FIIs 101
How FIIs trade on B3
3 min
FIIs are bought and sold on B3, the Brazilian exchange, through any brokerage account — the same place you buy stocks.
Tickers
Every FII has a ticker ending in 11, for example a logistics fund or a paper fund quoted as something like XPTO11. The trailing 11 is the quick visual signal that a ticker is a fund cota rather than a common share (which ends in 3 or 4).
How a trade happens
- You open an account with a regulated broker (corretora).
- You search the ticker and send a buy order for a number of cotas.
- When another investor's sell order matches yours, the trade executes and the cotas land in your custody.
- To exit, you send a sell order; the proceeds settle to your account.
Receiving income
You do nothing to receive distributions. On the payment date, the fund credits the cash straight into your brokerage account for every cota you held on the prior record date (data-base / data com). Buy before the record date and you receive that month's payment; buy after it and you wait for the next cycle.
Costs to expect
- Brokerage fees — many brokers now charge zero for FII trades, but confirm.
- B3 fees — small exchange and settlement charges.
Because cotas trade continuously, their market price floats with supply and demand and can sit above or below the fund's underlying asset value — a gap we measure with the P/VP metric later in this track.
This content is for educational and informational purposes only and is not investment, financial, tax or legal advice. Trading and investing carry risk, including the possible loss of capital. Any performance shown by third-party tools is hypothetical and not a promise of future results. Do your own research and consider professional advice before making any decision.

Saved data entries:
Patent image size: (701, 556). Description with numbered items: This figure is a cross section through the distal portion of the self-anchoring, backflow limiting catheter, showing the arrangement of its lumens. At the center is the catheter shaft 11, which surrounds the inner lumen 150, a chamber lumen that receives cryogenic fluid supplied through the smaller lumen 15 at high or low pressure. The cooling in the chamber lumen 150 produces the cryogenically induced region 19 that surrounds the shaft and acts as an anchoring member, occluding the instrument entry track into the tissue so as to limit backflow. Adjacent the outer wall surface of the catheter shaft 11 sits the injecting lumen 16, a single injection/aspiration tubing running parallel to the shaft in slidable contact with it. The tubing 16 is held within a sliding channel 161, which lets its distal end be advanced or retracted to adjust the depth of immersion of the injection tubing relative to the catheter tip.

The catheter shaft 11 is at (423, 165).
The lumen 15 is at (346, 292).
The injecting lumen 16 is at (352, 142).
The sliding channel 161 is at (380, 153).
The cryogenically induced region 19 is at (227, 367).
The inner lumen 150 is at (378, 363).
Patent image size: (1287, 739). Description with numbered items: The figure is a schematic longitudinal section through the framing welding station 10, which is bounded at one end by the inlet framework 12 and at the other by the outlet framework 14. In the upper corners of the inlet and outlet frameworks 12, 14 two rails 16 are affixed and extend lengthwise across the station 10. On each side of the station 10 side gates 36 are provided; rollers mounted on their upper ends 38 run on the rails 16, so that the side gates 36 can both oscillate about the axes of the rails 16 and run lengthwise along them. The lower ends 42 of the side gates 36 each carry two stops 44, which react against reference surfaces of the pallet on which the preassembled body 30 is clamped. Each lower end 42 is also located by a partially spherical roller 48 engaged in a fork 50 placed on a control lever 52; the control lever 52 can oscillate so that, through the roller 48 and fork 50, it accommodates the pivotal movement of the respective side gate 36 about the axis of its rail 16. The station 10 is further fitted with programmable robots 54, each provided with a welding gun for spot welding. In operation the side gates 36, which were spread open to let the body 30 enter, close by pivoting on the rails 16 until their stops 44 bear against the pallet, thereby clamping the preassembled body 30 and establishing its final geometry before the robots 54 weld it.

Activity =>
Turn the paragraph of the FII trading lesson that begins "You do nothing to receive distributions" into a short list that keeps its main facts. The lines are material separate from the lesson on trading FIIs.

Expected answer =>
- Distributions arrive with no action needed.
- On the payment date, the fund credits cash directly to your brokerage account for each cota held on the prior record date (data-base / data com).
- Buying before the record date earns that month's payment. Buying after it means waiting for the next cycle.